**Données du corpus**
====

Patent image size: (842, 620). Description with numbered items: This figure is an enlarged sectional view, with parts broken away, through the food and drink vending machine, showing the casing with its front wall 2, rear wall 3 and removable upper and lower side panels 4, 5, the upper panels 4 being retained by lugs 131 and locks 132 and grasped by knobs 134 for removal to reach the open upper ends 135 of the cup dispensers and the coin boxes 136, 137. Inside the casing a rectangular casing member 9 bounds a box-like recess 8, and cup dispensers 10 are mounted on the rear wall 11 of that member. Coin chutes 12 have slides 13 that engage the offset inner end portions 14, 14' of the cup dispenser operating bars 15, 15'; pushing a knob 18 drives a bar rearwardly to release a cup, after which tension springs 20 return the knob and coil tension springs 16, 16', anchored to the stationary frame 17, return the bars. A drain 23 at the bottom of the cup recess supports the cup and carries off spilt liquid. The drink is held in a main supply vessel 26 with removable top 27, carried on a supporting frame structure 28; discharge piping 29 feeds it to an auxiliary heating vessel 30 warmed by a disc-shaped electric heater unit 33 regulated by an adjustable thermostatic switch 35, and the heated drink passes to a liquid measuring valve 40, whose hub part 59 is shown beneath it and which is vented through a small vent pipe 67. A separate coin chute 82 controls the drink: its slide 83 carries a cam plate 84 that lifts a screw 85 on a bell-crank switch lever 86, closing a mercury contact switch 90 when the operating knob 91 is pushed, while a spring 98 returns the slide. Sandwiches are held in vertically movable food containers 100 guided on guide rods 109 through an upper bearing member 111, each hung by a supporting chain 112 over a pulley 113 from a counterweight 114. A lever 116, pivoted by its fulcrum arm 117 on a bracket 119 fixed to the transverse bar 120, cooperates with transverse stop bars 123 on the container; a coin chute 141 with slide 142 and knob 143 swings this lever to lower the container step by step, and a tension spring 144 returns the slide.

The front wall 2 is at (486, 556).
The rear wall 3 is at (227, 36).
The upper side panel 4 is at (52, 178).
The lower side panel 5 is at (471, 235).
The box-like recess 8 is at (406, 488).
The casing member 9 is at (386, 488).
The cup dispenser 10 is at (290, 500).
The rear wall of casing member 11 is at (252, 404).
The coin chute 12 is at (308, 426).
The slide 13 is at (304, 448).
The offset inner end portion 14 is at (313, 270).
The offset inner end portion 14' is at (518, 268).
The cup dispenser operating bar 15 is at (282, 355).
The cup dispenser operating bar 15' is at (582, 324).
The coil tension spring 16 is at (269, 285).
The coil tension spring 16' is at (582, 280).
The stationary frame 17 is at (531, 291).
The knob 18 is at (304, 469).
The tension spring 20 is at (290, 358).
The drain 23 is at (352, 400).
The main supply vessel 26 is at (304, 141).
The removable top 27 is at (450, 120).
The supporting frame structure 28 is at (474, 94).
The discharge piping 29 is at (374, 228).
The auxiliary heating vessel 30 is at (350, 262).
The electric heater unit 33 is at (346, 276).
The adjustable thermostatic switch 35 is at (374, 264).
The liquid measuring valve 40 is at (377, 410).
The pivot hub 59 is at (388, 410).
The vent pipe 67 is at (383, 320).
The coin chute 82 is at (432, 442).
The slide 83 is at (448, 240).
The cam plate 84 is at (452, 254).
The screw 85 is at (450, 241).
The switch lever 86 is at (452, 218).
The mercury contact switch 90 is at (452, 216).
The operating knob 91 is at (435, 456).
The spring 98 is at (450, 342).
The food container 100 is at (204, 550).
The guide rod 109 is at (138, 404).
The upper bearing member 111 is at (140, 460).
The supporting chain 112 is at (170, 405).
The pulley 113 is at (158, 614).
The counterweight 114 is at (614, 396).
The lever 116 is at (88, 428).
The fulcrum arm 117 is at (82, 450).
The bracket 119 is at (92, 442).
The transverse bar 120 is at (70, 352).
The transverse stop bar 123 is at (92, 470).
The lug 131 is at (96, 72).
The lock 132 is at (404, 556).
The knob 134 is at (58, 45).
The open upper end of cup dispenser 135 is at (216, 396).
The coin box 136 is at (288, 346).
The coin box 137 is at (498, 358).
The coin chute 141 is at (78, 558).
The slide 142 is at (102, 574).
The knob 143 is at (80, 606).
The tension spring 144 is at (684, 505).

====

**Consigne**
Recopiez toutes les lignes ci-dessus en remplaçant « vending machine » par « dispensing machine », sans rien modifier d'autre.

**Réponse**
Patent image size: (842, 620). Description with numbered items: This figure is an enlarged sectional view, with parts broken away, through the food and drink dispensing machine, showing the casing with its front wall 2, rear wall 3 and removable upper and lower side panels 4, 5, the upper panels 4 being retained by lugs 131 and locks 132 and grasped by knobs 134 for removal to reach the open upper ends 135 of the cup dispensers and the coin boxes 136, 137. Inside the casing a rectangular casing member 9 bounds a box-like recess 8, and cup dispensers 10 are mounted on the rear wall 11 of that member. Coin chutes 12 have slides 13 that engage the offset inner end portions 14, 14' of the cup dispenser operating bars 15, 15'; pushing a knob 18 drives a bar rearwardly to release a cup, after which tension springs 20 return the knob and coil tension springs 16, 16', anchored to the stationary frame 17, return the bars. A drain 23 at the bottom of the cup recess supports the cup and carries off spilt liquid. The drink is held in a main supply vessel 26 with removable top 27, carried on a supporting frame structure 28; discharge piping 29 feeds it to an auxiliary heating vessel 30 warmed by a disc-shaped electric heater unit 33 regulated by an adjustable thermostatic switch 35, and the heated drink passes to a liquid measuring valve 40, whose hub part 59 is shown beneath it and which is vented through a small vent pipe 67. A separate coin chute 82 controls the drink: its slide 83 carries a cam plate 84 that lifts a screw 85 on a bell-crank switch lever 86, closing a mercury contact switch 90 when the operating knob 91 is pushed, while a spring 98 returns the slide. Sandwiches are held in vertically movable food containers 100 guided on guide rods 109 through an upper bearing member 111, each hung by a supporting chain 112 over a pulley 113 from a counterweight 114. A lever 116, pivoted by its fulcrum arm 117 on a bracket 119 fixed to the transverse bar 120, cooperates with transverse stop bars 123 on the container; a coin chute 141 with slide 142 and knob 143 swings this lever to lower the container step by step, and a tension spring 144 returns the slide.

The front wall 2 is at (486, 556).
The rear wall 3 is at (227, 36).
The upper side panel 4 is at (52, 178).
The lower side panel 5 is at (471, 235).
The box-like recess 8 is at (406, 488).
The casing member 9 is at (386, 488).
The cup dispenser 10 is at (290, 500).
The rear wall of casing member 11 is at (252, 404).
The coin chute 12 is at (308, 426).
The slide 13 is at (304, 448).
The offset inner end portion 14 is at (313, 270).
The offset inner end portion 14' is at (518, 268).
The cup dispenser operating bar 15 is at (282, 355).
The cup dispenser operating bar 15' is at (582, 324).
The coil tension spring 16 is at (269, 285).
The coil tension spring 16' is at (582, 280).
The stationary frame 17 is at (531, 291).
The knob 18 is at (304, 469).
The tension spring 20 is at (290, 358).
The drain 23 is at (352, 400).
The main supply vessel 26 is at (304, 141).
The removable top 27 is at (450, 120).
The supporting frame structure 28 is at (474, 94).
The discharge piping 29 is at (374, 228).
The auxiliary heating vessel 30 is at (350, 262).
The electric heater unit 33 is at (346, 276).
The adjustable thermostatic switch 35 is at (374, 264).
The liquid measuring valve 40 is at (377, 410).
The pivot hub 59 is at (388, 410).
The vent pipe 67 is at (383, 320).
The coin chute 82 is at (432, 442).
The slide 83 is at (448, 240).
The cam plate 84 is at (452, 254).
The screw 85 is at (450, 241).
The switch lever 86 is at (452, 218).
The mercury contact switch 90 is at (452, 216).
The operating knob 91 is at (435, 456).
The spring 98 is at (450, 342).
The food container 100 is at (204, 550).
The guide rod 109 is at (138, 404).
The upper bearing member 111 is at (140, 460).
The supporting chain 112 is at (170, 405).
The pulley 113 is at (158, 614).
The counterweight 114 is at (614, 396).
The lever 116 is at (88, 428).
The fulcrum arm 117 is at (82, 450).
The bracket 119 is at (92, 442).
The transverse bar 120 is at (70, 352).
The transverse stop bar 123 is at (92, 470).
The lug 131 is at (96, 72).
The lock 132 is at (404, 556).
The knob 134 is at (58, 45).
The open upper end of cup dispenser 135 is at (216, 396).
The coin box 136 is at (288, 346).
The coin box 137 is at (498, 358).
The coin chute 141 is at (78, 558).
The slide 142 is at (102, 574).
The knob 143 is at (80, 606).
The tension spring 144 is at (684, 505).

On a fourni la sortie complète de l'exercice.